begin Supplied data

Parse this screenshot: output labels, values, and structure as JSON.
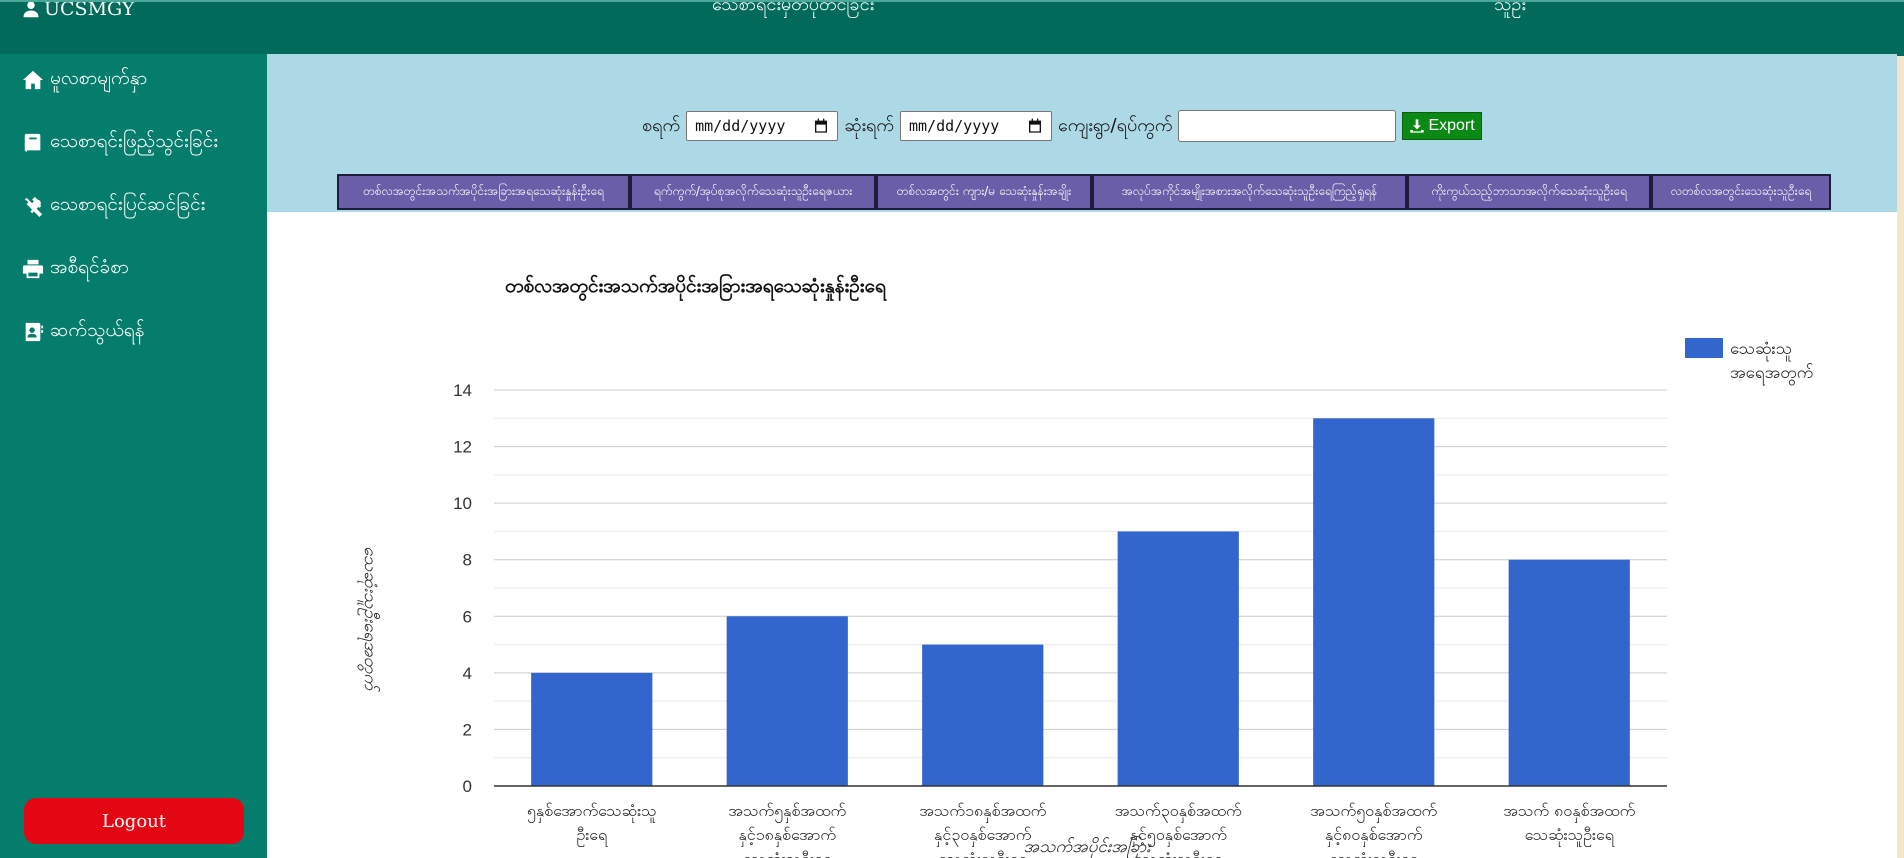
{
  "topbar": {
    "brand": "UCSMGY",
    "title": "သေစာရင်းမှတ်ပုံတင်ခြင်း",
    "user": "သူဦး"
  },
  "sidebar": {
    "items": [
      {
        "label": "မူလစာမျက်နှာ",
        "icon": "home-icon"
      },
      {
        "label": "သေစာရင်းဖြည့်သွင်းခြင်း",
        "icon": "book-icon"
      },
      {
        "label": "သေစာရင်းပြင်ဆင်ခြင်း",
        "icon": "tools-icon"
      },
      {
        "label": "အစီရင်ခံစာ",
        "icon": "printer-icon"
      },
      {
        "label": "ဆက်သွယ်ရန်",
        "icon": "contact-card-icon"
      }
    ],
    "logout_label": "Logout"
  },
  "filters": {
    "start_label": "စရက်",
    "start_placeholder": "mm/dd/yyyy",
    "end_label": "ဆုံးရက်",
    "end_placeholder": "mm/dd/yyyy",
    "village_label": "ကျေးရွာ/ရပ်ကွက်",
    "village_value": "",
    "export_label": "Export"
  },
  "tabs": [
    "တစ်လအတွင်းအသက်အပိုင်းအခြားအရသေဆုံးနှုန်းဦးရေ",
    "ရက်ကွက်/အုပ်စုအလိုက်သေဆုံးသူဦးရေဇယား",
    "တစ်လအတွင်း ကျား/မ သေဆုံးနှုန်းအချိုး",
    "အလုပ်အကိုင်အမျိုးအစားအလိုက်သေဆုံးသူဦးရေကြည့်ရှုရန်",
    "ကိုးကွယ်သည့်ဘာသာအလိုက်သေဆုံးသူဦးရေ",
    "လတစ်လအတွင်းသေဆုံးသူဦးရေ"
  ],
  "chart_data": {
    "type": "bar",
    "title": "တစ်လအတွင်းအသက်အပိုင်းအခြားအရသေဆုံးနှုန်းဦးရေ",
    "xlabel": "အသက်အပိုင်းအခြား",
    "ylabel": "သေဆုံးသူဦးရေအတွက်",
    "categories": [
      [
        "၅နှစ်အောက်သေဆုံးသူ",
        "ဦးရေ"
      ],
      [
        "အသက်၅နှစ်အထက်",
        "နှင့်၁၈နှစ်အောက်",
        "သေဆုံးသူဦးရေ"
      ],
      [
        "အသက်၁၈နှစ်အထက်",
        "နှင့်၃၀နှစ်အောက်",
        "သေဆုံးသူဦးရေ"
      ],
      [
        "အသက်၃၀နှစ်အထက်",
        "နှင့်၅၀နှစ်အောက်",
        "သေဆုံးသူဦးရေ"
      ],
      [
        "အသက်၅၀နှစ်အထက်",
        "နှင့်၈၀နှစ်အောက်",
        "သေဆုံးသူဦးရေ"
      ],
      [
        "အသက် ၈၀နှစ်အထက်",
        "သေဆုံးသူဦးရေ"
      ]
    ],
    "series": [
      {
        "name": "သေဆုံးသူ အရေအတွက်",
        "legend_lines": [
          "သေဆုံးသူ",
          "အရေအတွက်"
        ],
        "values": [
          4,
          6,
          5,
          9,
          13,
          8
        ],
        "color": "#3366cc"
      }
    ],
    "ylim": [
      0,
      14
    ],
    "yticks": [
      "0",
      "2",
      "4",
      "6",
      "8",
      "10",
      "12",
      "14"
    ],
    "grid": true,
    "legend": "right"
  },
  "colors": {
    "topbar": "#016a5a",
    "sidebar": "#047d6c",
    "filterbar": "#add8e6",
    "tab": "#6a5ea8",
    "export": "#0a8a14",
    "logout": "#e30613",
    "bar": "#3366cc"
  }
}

end Supplied data

[Exercise goal] Without including any pictures, reproduce the listing exactly.

[Task solution]
Parse this screenshot: output labels, values, and structure as JSON.
{
  "topbar": {
    "brand": "UCSMGY",
    "title": "သေစာရင်းမှတ်ပုံတင်ခြင်း",
    "user": "သူဦး"
  },
  "sidebar": {
    "items": [
      {
        "label": "မူလစာမျက်နှာ",
        "icon": "home-icon"
      },
      {
        "label": "သေစာရင်းဖြည့်သွင်းခြင်း",
        "icon": "book-icon"
      },
      {
        "label": "သေစာရင်းပြင်ဆင်ခြင်း",
        "icon": "tools-icon"
      },
      {
        "label": "အစီရင်ခံစာ",
        "icon": "printer-icon"
      },
      {
        "label": "ဆက်သွယ်ရန်",
        "icon": "contact-card-icon"
      }
    ],
    "logout_label": "Logout"
  },
  "filters": {
    "start_label": "စရက်",
    "start_placeholder": "mm/dd/yyyy",
    "end_label": "ဆုံးရက်",
    "end_placeholder": "mm/dd/yyyy",
    "village_label": "ကျေးရွာ/ရပ်ကွက်",
    "village_value": "",
    "export_label": "Export"
  },
  "tabs": [
    "တစ်လအတွင်းအသက်အပိုင်းအခြားအရသေဆုံးနှုန်းဦးရေ",
    "ရက်ကွက်/အုပ်စုအလိုက်သေဆုံးသူဦးရေဇယား",
    "တစ်လအတွင်း ကျား/မ သေဆုံးနှုန်းအချိုး",
    "အလုပ်အကိုင်အမျိုးအစားအလိုက်သေဆုံးသူဦးရေကြည့်ရှုရန်",
    "ကိုးကွယ်သည့်ဘာသာအလိုက်သေဆုံးသူဦးရေ",
    "လတစ်လအတွင်းသေဆုံးသူဦးရေ"
  ],
  "chart_data": {
    "type": "bar",
    "title": "တစ်လအတွင်းအသက်အပိုင်းအခြားအရသေဆုံးနှုန်းဦးရေ",
    "xlabel": "အသက်အပိုင်းအခြား",
    "ylabel": "သေဆုံးသူဦးရေအတွက်",
    "categories": [
      [
        "၅နှစ်အောက်သေဆုံးသူ",
        "ဦးရေ"
      ],
      [
        "အသက်၅နှစ်အထက်",
        "နှင့်၁၈နှစ်အောက်",
        "သေဆုံးသူဦးရေ"
      ],
      [
        "အသက်၁၈နှစ်အထက်",
        "နှင့်၃၀နှစ်အောက်",
        "သေဆုံးသူဦးရေ"
      ],
      [
        "အသက်၃၀နှစ်အထက်",
        "နှင့်၅၀နှစ်အောက်",
        "သေဆုံးသူဦးရေ"
      ],
      [
        "အသက်၅၀နှစ်အထက်",
        "နှင့်၈၀နှစ်အောက်",
        "သေဆုံးသူဦးရေ"
      ],
      [
        "အသက် ၈၀နှစ်အထက်",
        "သေဆုံးသူဦးရေ"
      ]
    ],
    "series": [
      {
        "name": "သေဆုံးသူ အရေအတွက်",
        "legend_lines": [
          "သေဆုံးသူ",
          "အရေအတွက်"
        ],
        "values": [
          4,
          6,
          5,
          9,
          13,
          8
        ],
        "color": "#3366cc"
      }
    ],
    "ylim": [
      0,
      14
    ],
    "yticks": [
      "0",
      "2",
      "4",
      "6",
      "8",
      "10",
      "12",
      "14"
    ],
    "grid": true,
    "legend": "right"
  },
  "colors": {
    "topbar": "#016a5a",
    "sidebar": "#047d6c",
    "filterbar": "#add8e6",
    "tab": "#6a5ea8",
    "export": "#0a8a14",
    "logout": "#e30613",
    "bar": "#3366cc"
  }
}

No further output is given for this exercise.